--- start of Supplied material ---
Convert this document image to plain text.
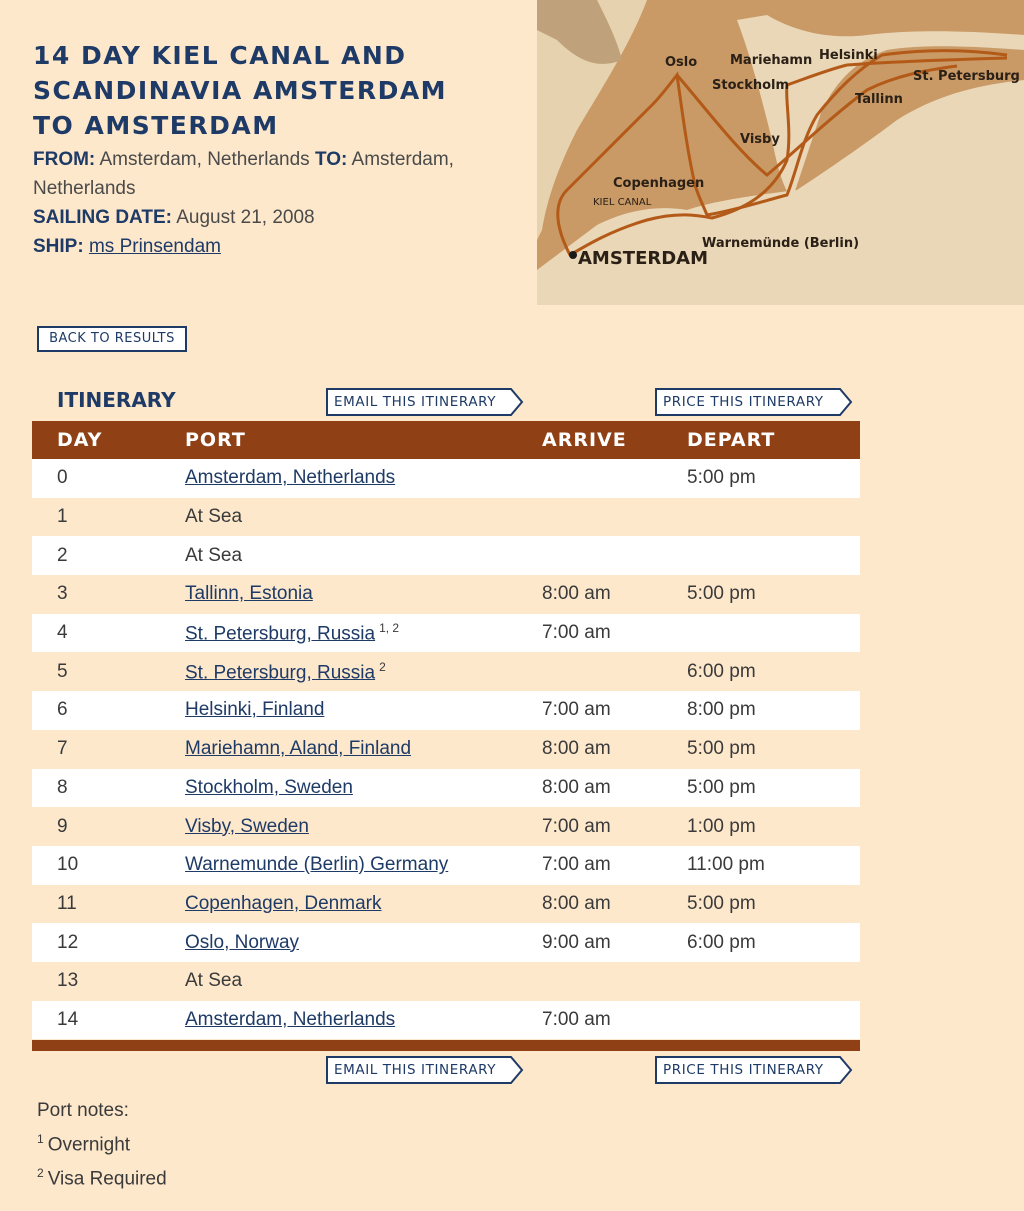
14 DAY KIEL CANAL AND SCANDINAVIA AMSTERDAM TO AMSTERDAM
FROM: Amsterdam, Netherlands TO: Amsterdam, Netherlands
SAILING DATE: August 21, 2008
SHIP: ms Prinsendam
Oslo	Mariehamn Helsinki
St. Petersburg
Stockholm
Tallinn
Visby
Copenhagen
KIEL CANAL
Warnemünde (Berlin)
AMSTERDAM
BACK TO RESULTS
ITINERARY	EMAIL THIS ITINERARY	PRICE THIS ITINERARY
DAY	PORT	ARRIVE	DEPART
0	Amsterdam, Netherlands		5:00 pm
1	At Sea		
2	At Sea		
3	Tallinn, Estonia	8:00 am	5:00 pm
4	St. Petersburg, Russia $^{1, 2}$	7:00 am	
5	St. Petersburg, Russia $^2$		6:00 pm
6	Helsinki, Finland	7:00 am	8:00 pm
7	Mariehamn, Aland, Finland	8:00 am	5:00 pm
8	Stockholm, Sweden	8:00 am	5:00 pm
9	Visby, Sweden	7:00 am	1:00 pm
10	Warnemunde (Berlin) Germany	7:00 am	11:00 pm
11	Copenhagen, Denmark	8:00 am	5:00 pm
12	Oslo, Norway	9:00 am	6:00 pm
13	At Sea		
14	Amsterdam, Netherlands	7:00 am	
EMAIL THIS ITINERARY	PRICE THIS ITINERARY
Port notes:
$^1$ Overnight
$^2$ Visa Required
--- end of Supplied material ---
Problem description: Gather up, from the records above, each line where the word "Finland" appears.

Result of the task:
6	Helsinki, Finland	7:00 am	8:00 pm
7	Mariehamn, Aland, Finland	8:00 am	5:00 pm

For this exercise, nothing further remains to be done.